**Brief:** Gather the lines from the material that contain "throughout".

**Data for processing:**
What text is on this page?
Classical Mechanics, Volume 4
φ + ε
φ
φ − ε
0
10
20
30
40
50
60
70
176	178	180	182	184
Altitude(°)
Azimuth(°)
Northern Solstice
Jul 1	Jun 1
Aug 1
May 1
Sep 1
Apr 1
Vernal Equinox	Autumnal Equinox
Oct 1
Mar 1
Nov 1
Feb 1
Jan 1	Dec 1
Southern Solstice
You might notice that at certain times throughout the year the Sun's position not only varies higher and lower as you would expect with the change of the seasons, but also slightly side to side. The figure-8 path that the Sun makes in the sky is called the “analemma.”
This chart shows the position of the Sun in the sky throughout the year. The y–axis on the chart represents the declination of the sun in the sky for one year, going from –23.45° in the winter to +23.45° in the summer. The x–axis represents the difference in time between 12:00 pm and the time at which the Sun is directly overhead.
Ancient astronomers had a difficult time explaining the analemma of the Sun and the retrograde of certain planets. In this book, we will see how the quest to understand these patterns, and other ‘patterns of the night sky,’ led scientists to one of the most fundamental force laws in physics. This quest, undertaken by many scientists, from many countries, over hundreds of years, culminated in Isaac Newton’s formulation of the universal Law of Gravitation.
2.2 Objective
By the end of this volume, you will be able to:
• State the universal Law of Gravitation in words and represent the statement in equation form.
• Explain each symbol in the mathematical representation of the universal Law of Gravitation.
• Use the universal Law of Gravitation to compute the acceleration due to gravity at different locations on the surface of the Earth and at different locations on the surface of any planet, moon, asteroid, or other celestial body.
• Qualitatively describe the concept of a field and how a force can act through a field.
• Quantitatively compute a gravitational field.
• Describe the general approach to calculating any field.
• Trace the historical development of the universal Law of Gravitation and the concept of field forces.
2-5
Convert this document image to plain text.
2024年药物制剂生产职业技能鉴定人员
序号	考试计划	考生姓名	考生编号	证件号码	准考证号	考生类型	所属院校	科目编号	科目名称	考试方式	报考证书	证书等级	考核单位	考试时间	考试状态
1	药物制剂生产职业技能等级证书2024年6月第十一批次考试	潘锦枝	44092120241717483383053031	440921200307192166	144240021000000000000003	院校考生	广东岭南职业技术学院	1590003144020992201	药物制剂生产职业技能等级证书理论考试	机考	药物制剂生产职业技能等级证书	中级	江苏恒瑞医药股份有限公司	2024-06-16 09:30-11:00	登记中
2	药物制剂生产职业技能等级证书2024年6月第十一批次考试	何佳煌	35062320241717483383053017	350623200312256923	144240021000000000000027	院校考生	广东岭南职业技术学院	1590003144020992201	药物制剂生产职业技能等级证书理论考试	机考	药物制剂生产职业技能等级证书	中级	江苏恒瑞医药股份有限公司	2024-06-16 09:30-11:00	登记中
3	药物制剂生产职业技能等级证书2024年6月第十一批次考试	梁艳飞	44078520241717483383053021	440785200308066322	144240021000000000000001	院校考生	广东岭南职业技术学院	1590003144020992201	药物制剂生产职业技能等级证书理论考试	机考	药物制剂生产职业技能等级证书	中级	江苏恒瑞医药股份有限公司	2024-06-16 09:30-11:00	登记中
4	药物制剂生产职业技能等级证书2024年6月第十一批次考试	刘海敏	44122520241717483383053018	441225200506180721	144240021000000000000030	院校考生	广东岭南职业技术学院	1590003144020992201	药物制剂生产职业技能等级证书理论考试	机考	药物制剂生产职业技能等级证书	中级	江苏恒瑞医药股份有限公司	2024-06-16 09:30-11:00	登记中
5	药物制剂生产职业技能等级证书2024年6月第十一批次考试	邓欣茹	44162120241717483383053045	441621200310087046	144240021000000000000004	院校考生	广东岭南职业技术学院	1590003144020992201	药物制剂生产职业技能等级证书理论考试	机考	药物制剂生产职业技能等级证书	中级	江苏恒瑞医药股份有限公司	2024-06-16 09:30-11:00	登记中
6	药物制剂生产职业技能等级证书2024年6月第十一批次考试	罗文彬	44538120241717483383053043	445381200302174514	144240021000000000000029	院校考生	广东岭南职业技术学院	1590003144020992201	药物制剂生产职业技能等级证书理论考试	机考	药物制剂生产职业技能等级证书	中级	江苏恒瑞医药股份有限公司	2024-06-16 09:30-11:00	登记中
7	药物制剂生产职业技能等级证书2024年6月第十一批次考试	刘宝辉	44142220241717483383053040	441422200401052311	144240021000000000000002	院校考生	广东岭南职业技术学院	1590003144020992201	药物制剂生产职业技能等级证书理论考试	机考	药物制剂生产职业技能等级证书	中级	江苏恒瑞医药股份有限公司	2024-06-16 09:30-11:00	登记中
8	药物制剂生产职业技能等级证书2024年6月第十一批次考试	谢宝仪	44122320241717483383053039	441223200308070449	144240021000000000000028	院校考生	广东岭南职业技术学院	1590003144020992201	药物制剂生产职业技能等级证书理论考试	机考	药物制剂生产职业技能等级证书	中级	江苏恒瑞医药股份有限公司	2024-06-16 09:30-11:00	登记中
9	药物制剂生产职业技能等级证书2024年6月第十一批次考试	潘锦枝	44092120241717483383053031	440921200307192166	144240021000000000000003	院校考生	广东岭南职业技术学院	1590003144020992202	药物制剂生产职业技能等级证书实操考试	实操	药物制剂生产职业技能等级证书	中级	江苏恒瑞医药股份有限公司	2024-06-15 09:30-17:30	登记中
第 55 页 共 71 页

**Solution for this exercise:**
You might notice that at certain times throughout the year the Sun's position not only varies higher and lower as you would expect with the change of the seasons, but also slightly side to side. The figure-8 path that the Sun makes in the sky is called the “analemma.”
This chart shows the position of the Sun in the sky throughout the year. The y–axis on the chart represents the declination of the sun in the sky for one year, going from –23.45° in the winter to +23.45° in the summer. The x–axis represents the difference in time between 12:00 pm and the time at which the Sun is directly overhead.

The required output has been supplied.